*Supplied records*
§

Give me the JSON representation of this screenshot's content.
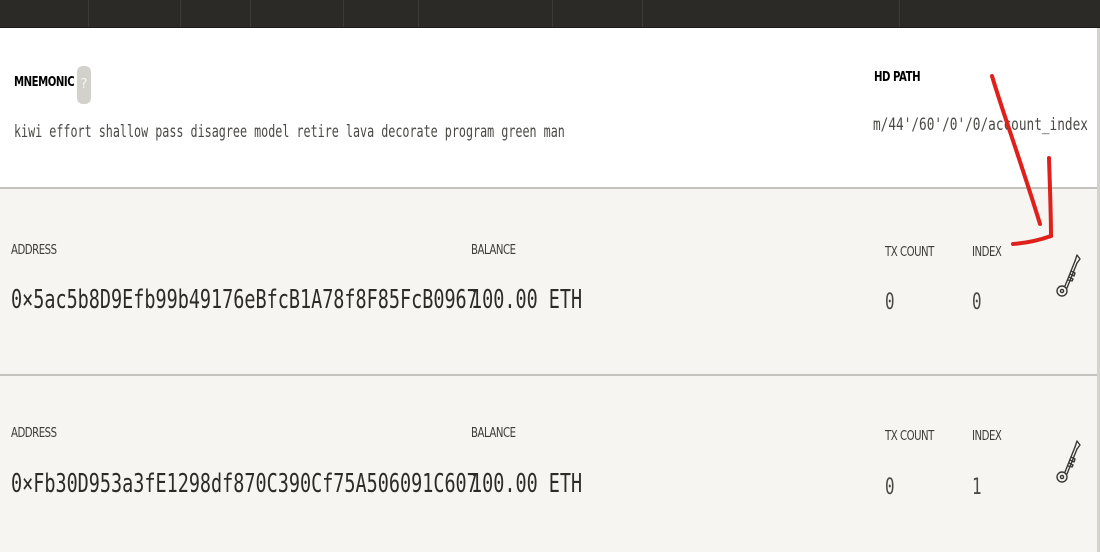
{
  "mnemonic": {
    "label": "MNEMONIC",
    "help": "?",
    "words": "kiwi effort shallow pass disagree model retire lava decorate program green man"
  },
  "hd_path": {
    "label": "HD PATH",
    "value": "m/44'/60'/0'/0/account_index"
  },
  "accounts": [
    {
      "address_label": "ADDRESS",
      "address": "0×5ac5b8D9Efb99b49176eBfcB1A78f8F85FcB0967",
      "balance_label": "BALANCE",
      "balance": "100.00 ETH",
      "tx_count_label": "TX COUNT",
      "tx_count": "0",
      "index_label": "INDEX",
      "index": "0",
      "key_icon": "key-icon"
    },
    {
      "address_label": "ADDRESS",
      "address": "0×Fb30D953a3fE1298df870C390Cf75A506091C607",
      "balance_label": "BALANCE",
      "balance": "100.00 ETH",
      "tx_count_label": "TX COUNT",
      "tx_count": "0",
      "index_label": "INDEX",
      "index": "1",
      "key_icon": "key-icon"
    }
  ],
  "colors": {
    "topbar": "#2b2a27",
    "account_bg": "#f6f5f1",
    "annotation_red": "#e0201b"
  }
}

§

*Instructions for the task*
Reproduce the data above in full, exactly as it is, with the pictures left out.

*The answer*
Give me the JSON representation of this screenshot's content.
{
  "mnemonic": {
    "label": "MNEMONIC",
    "help": "?",
    "words": "kiwi effort shallow pass disagree model retire lava decorate program green man"
  },
  "hd_path": {
    "label": "HD PATH",
    "value": "m/44'/60'/0'/0/account_index"
  },
  "accounts": [
    {
      "address_label": "ADDRESS",
      "address": "0×5ac5b8D9Efb99b49176eBfcB1A78f8F85FcB0967",
      "balance_label": "BALANCE",
      "balance": "100.00 ETH",
      "tx_count_label": "TX COUNT",
      "tx_count": "0",
      "index_label": "INDEX",
      "index": "0",
      "key_icon": "key-icon"
    },
    {
      "address_label": "ADDRESS",
      "address": "0×Fb30D953a3fE1298df870C390Cf75A506091C607",
      "balance_label": "BALANCE",
      "balance": "100.00 ETH",
      "tx_count_label": "TX COUNT",
      "tx_count": "0",
      "index_label": "INDEX",
      "index": "1",
      "key_icon": "key-icon"
    }
  ],
  "colors": {
    "topbar": "#2b2a27",
    "account_bg": "#f6f5f1",
    "annotation_red": "#e0201b"
  }
}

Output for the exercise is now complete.